◆ **Written problem**
Transcribe the entries exactly; images are not part of the copy.

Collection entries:
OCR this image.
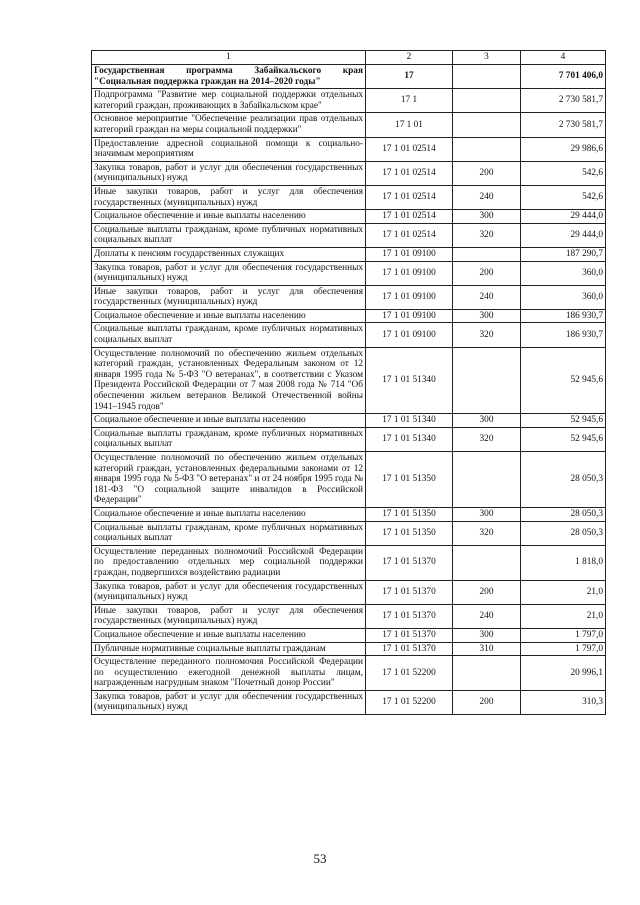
1	2	3	4
Государственная программа Забайкальского края "Социальная поддержка граждан на 2014–2020 годы"	17		7 701 406,0
Подпрограмма "Развитие мер социальной поддержки отдельных категорий граждан, проживающих в Забайкальском крае"	17 1		2 730 581,7
Основное мероприятие "Обеспечение реализации прав отдельных категорий граждан на меры социальной поддержки"	17 1 01		2 730 581,7
Предоставление адресной социальной помощи к социально-значимым мероприятиям	17 1 01 02514		29 986,6
Закупка товаров, работ и услуг для обеспечения государственных (муниципальных) нужд	17 1 01 02514	200	542,6
Иные закупки товаров, работ и услуг для обеспечения государственных (муниципальных) нужд	17 1 01 02514	240	542,6
Социальное обеспечение и иные выплаты населению	17 1 01 02514	300	29 444,0
Социальные выплаты гражданам, кроме публичных нормативных социальных выплат	17 1 01 02514	320	29 444,0
Доплаты к пенсиям государственных служащих	17 1 01 09100		187 290,7
Закупка товаров, работ и услуг для обеспечения государственных (муниципальных) нужд	17 1 01 09100	200	360,0
Иные закупки товаров, работ и услуг для обеспечения государственных (муниципальных) нужд	17 1 01 09100	240	360,0
Социальное обеспечение и иные выплаты населению	17 1 01 09100	300	186 930,7
Социальные выплаты гражданам, кроме публичных нормативных социальных выплат	17 1 01 09100	320	186 930,7
Осуществление полномочий по обеспечению жильем отдельных категорий граждан, установленных Федеральным законом от 12 января 1995 года № 5-ФЗ "О ветеранах", в соответствии с Указом Президента Российской Федерации от 7 мая 2008 года № 714 "Об обеспечении жильем ветеранов Великой Отечественной войны 1941–1945 годов"	17 1 01 51340		52 945,6
Социальное обеспечение и иные выплаты населению	17 1 01 51340	300	52 945,6
Социальные выплаты гражданам, кроме публичных нормативных социальных выплат	17 1 01 51340	320	52 945,6
Осуществление полномочий по обеспечению жильем отдельных категорий граждан, установленных федеральными законами от 12 января 1995 года № 5-ФЗ "О ветеранах" и от 24 ноября 1995 года № 181-ФЗ "О социальной защите инвалидов в Российской Федерации"	17 1 01 51350		28 050,3
Социальное обеспечение и иные выплаты населению	17 1 01 51350	300	28 050,3
Социальные выплаты гражданам, кроме публичных нормативных социальных выплат	17 1 01 51350	320	28 050,3
Осуществление переданных полномочий Российской Федерации по предоставлению отдельных мер социальной поддержки граждан, подвергшихся воздействию радиации	17 1 01 51370		1 818,0
Закупка товаров, работ и услуг для обеспечения государственных (муниципальных) нужд	17 1 01 51370	200	21,0
Иные закупки товаров, работ и услуг для обеспечения государственных (муниципальных) нужд	17 1 01 51370	240	21,0
Социальное обеспечение и иные выплаты населению	17 1 01 51370	300	1 797,0
Публичные нормативные социальные выплаты гражданам	17 1 01 51370	310	1 797,0
Осуществление переданного полномочия Российской Федерации по осуществлению ежегодной денежной выплаты лицам, награжденным нагрудным знаком "Почетный донор России"	17 1 01 52200		20 996,1
Закупка товаров, работ и услуг для обеспечения государственных (муниципальных) нужд	17 1 01 52200	200	310,3
53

◆ **Result of the exercise**
OCR this image.
1	2	3	4
Государственная программа Забайкальского края "Социальная поддержка граждан на 2014–2020 годы"	17		7 701 406,0
Подпрограмма "Развитие мер социальной поддержки отдельных категорий граждан, проживающих в Забайкальском крае"	17 1		2 730 581,7
Основное мероприятие "Обеспечение реализации прав отдельных категорий граждан на меры социальной поддержки"	17 1 01		2 730 581,7
Предоставление адресной социальной помощи к социально-значимым мероприятиям	17 1 01 02514		29 986,6
Закупка товаров, работ и услуг для обеспечения государственных (муниципальных) нужд	17 1 01 02514	200	542,6
Иные закупки товаров, работ и услуг для обеспечения государственных (муниципальных) нужд	17 1 01 02514	240	542,6
Социальное обеспечение и иные выплаты населению	17 1 01 02514	300	29 444,0
Социальные выплаты гражданам, кроме публичных нормативных социальных выплат	17 1 01 02514	320	29 444,0
Доплаты к пенсиям государственных служащих	17 1 01 09100		187 290,7
Закупка товаров, работ и услуг для обеспечения государственных (муниципальных) нужд	17 1 01 09100	200	360,0
Иные закупки товаров, работ и услуг для обеспечения государственных (муниципальных) нужд	17 1 01 09100	240	360,0
Социальное обеспечение и иные выплаты населению	17 1 01 09100	300	186 930,7
Социальные выплаты гражданам, кроме публичных нормативных социальных выплат	17 1 01 09100	320	186 930,7
Осуществление полномочий по обеспечению жильем отдельных категорий граждан, установленных Федеральным законом от 12 января 1995 года № 5-ФЗ "О ветеранах", в соответствии с Указом Президента Российской Федерации от 7 мая 2008 года № 714 "Об обеспечении жильем ветеранов Великой Отечественной войны 1941–1945 годов"	17 1 01 51340		52 945,6
Социальное обеспечение и иные выплаты населению	17 1 01 51340	300	52 945,6
Социальные выплаты гражданам, кроме публичных нормативных социальных выплат	17 1 01 51340	320	52 945,6
Осуществление полномочий по обеспечению жильем отдельных категорий граждан, установленных федеральными законами от 12 января 1995 года № 5-ФЗ "О ветеранах" и от 24 ноября 1995 года № 181-ФЗ "О социальной защите инвалидов в Российской Федерации"	17 1 01 51350		28 050,3
Социальное обеспечение и иные выплаты населению	17 1 01 51350	300	28 050,3
Социальные выплаты гражданам, кроме публичных нормативных социальных выплат	17 1 01 51350	320	28 050,3
Осуществление переданных полномочий Российской Федерации по предоставлению отдельных мер социальной поддержки граждан, подвергшихся воздействию радиации	17 1 01 51370		1 818,0
Закупка товаров, работ и услуг для обеспечения государственных (муниципальных) нужд	17 1 01 51370	200	21,0
Иные закупки товаров, работ и услуг для обеспечения государственных (муниципальных) нужд	17 1 01 51370	240	21,0
Социальное обеспечение и иные выплаты населению	17 1 01 51370	300	1 797,0
Публичные нормативные социальные выплаты гражданам	17 1 01 51370	310	1 797,0
Осуществление переданного полномочия Российской Федерации по осуществлению ежегодной денежной выплаты лицам, награжденным нагрудным знаком "Почетный донор России"	17 1 01 52200		20 996,1
Закупка товаров, работ и услуг для обеспечения государственных (муниципальных) нужд	17 1 01 52200	200	310,3
53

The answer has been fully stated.